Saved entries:
______________________________

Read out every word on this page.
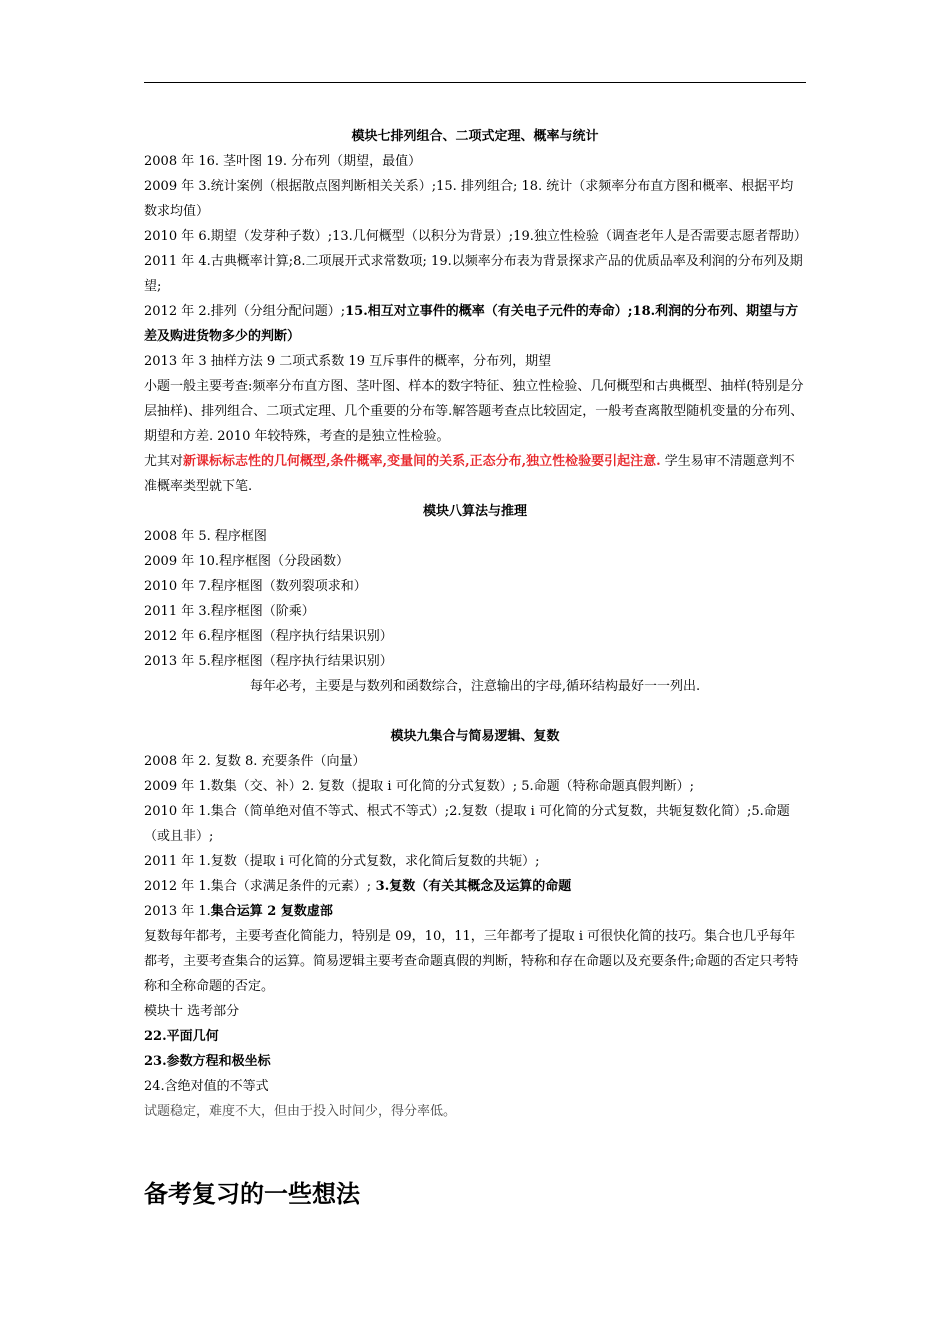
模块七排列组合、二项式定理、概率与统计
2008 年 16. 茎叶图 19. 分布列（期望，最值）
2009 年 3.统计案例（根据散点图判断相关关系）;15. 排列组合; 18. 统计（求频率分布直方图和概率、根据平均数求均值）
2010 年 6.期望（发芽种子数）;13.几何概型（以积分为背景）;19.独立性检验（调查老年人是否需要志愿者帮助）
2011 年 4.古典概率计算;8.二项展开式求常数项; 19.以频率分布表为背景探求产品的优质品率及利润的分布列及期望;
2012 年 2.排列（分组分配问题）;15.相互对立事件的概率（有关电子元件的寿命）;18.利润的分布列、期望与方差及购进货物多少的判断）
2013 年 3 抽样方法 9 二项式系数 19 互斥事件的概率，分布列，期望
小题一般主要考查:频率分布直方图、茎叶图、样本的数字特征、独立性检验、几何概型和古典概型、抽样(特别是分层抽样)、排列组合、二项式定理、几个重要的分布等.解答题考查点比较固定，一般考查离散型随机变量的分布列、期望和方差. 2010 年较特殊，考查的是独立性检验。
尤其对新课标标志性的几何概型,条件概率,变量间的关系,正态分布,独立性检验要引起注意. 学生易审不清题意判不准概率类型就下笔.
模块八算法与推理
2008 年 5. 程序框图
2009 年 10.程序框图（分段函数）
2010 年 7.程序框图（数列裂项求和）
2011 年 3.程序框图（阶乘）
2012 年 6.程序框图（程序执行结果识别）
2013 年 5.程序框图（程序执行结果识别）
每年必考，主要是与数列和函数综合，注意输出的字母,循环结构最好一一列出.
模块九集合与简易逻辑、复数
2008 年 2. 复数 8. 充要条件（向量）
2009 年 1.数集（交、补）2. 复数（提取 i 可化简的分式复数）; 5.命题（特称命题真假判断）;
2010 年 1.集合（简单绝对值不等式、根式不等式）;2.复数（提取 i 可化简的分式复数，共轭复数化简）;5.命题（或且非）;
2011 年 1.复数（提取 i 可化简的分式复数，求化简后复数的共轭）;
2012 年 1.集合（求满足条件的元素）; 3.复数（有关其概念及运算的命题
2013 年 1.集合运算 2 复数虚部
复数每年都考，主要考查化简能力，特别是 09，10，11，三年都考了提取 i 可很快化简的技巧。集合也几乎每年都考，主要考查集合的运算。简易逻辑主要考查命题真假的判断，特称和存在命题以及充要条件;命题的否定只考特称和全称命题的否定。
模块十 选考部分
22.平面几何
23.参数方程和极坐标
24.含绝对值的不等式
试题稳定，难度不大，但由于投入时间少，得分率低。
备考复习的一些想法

______________________________

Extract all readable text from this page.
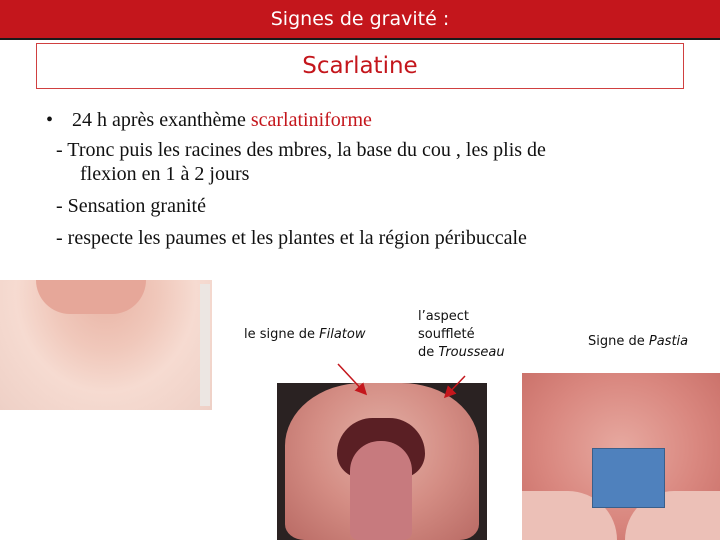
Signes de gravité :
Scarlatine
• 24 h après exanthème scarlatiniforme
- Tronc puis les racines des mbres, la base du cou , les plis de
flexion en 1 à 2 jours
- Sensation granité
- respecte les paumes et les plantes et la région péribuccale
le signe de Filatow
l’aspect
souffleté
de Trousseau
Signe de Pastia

______________________________

• Short problem: In the entries above, find each line with the word "程序执行结果识别" and show it.

• Finished answer:
2012 年 6.程序框图（程序执行结果识别）
2013 年 5.程序框图（程序执行结果识别）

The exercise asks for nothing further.